(Stored records)
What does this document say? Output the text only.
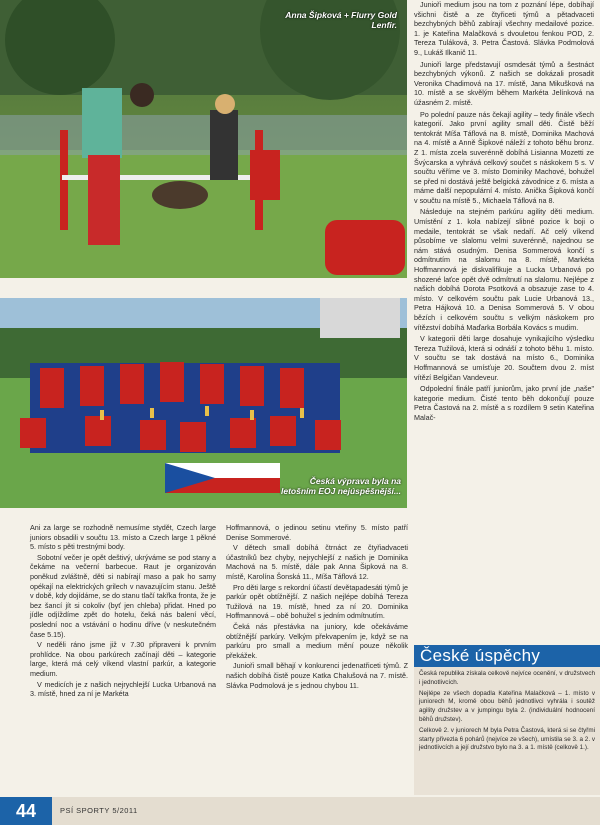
Anna Šipková + Flurry Gold Lenfir.
Česká výprava byla na letošním EOJ nejúspěšnější...

Ani za large se rozhodně nemusíme stydět, Czech large juniors obsadili v součtu 13. místo a Czech large 1 pěkné 5. místo s pěti trestnými body.

Sobotní večer je opět deštivý, ukrýváme se pod stany a čekáme na večerní barbecue. Raut je organizován poněkud zvláštně, děti si nabírají maso a pak ho samy opékají na elektrických grilech v navazujícím stanu. Ještě v době, kdy dojídáme, se do stanu tlačí takřka fronta, že je bez šancí jít si cokoliv (byť jen chleba) přidat. Hned po jídle odjíždíme zpět do hotelu, čeká nás balení věcí, poslední noc a vstávání o hodinu dříve (v neskutečném čase 5.15).

V neděli ráno jsme již v 7.30 připraveni k prvním prohlídce. Na obou parkúrech začínají děti – kategorie large, která má celý víkend vlastní parkúr, a kategorie medium.

V medicích je z našich nejrychlejší Lucka Urbanová na 3. místě, hned za ní je Markéta

Hoffmannová, o jedinou setinu vteřiny 5. místo patří Denise Sommerové.

V dětech small dobíhá čtrnáct ze čtyřiadvaceti účastníků bez chyby, nejrychlejší z našich je Dominika Machová na 5. místě, dále pak Anna Šipková na 8. místě, Karolína Šonská 11., Míša Táflová 12.

Pro děti large s rekordní účastí devětapadesáti týmů je parkúr opět obtížnější. Z našich nejlépe dobíhá Tereza Tužilová na 19. místě, hned za ní 20. Dominika Hoffmannová – obě bohužel s jedním odmítnutím.

Čeká nás přestávka na juniory, kde očekáváme obtížnější parkúry. Velkým překvapením je, když se na parkúru pro small a medium mění pouze několik překážek.

Junioři small běhají v konkurenci jedenatřiceti týmů. Z našich dobíhá čistě pouze Katka Chalušová na 7. místě. Slávka Podmolová je s jednou chybou 11.

Junioři medium jsou na tom z poznání lépe, dobíhají všichni čistě a ze čtyřiceti týmů a pětadvaceti bezchybných běhů zabírají všechny medailové pozice. 1. je Kateřina Malačková s dvouletou fenkou POD, 2. Tereza Tuláková, 3. Petra Častová. Slávka Podmolová 9., Lukáš Ilkanič 11.

Junioři large představují osmdesát týmů a šestnáct bezchybných výkonů. Z našich se dokázali prosadit Veronika Chadimová na 17. místě, Jana Mikušková na 10. místě a se skvělým během Markéta Jelínková na úžasném 2. místě.

Po polední pauze nás čekají agility – tedy finále všech kategorií. Jako první agility small děti. Čistě běží tentokrát Míša Táflová na 8. místě, Dominika Machová na 4. místě a Anně Šipkové náleží z tohoto běhu bronz. Z 1. místa zcela suverénně dobíhá Lisianna Mozetti ze Švýcarska a vyhrává celkový součet s náskokem 5 s. V součtu věříme ve 3. místo Dominiky Machové, bohužel se před ni dostává ještě belgická závodnice z 6. místa a máme další nepopulární 4. místo. Anička Šipková končí v součtu na místě 5., Michaela Táflová na 8.

Následuje na stejném parkúru agility děti medium. Umístění z 1. kola nabízejí slibné pozice k boji o medaile, tentokrát se však nedaří. Ač celý víkend působíme ve slalomu velmi suverénně, najednou se nám stává osudným. Denisa Sommerová končí s odmítnutím na slalomu na 8. místě, Markéta Hoffmannová je diskvalifikuje a Lucka Urbanová po shozené laťce opět dvě odmítnutí na slalomu. Nejlépe z našich dobíhá Dorota Psotková a obsazuje zase to 4. místo. V celkovém součtu pak Lucie Urbanová 13., Petra Hájková 10. a Denisa Sommerová 5. V obou bězích i celkovém součtu s velkým náskokem pro vítězství dobíhá Maďarka Borbála Kovács s mudim.

V kategorii děti large dosahuje vynikajícího výsledku Tereza Tužilová, která si odnáší z tohoto běhu 1. místo. V součtu se tak dostává na místo 6., Dominika Hoffmannová se umísťuje 20. Součtem dvou 2. míst vítězí Belgičan Vandeveur.

Odpolední finále patří juniorům, jako první jde „naše" kategorie medium. Čisté tento běh dokončují pouze Petra Častová na 2. místě a s rozdílem 9 setin Kateřina Malač-

České úspěchy

Česká republika získala celkově nejvíce ocenění, v družstvech i jednotlivcích.

Nejlépe ze všech dopadla Kateřina Malačková – 1. místo v juniorech M, kromě obou běhů jednotlivci vyhrála i soutěž agility družstev a v jumpingu byla 2. (individuální hodnocení běhů družstev).

Celkově 2. v juniorech M byla Petra Častová, která si se čtyřmi starty přivezla 6 pohárů (nejvíce ze všech), umístila se 3. a 2. v jednotlivcích a její družstvo bylo na 3. a 1. místě (celkově 1.).

44	PSÍ SPORTY 5/2011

- [What to do]:
From the entries, report each line that includes the word "kategorie".

- [Solved exercise]:
V neděli ráno jsme již v 7.30 připraveni k prvním prohlídce. Na obou parkúrech začínají děti – kategorie large, která má celý víkend vlastní parkúr, a kategorie medium.
Odpolední finále patří juniorům, jako první jde „naše" kategorie medium. Čisté tento běh dokončují pouze Petra Častová na 2. místě a s rozdílem 9 setin Kateřina Malač-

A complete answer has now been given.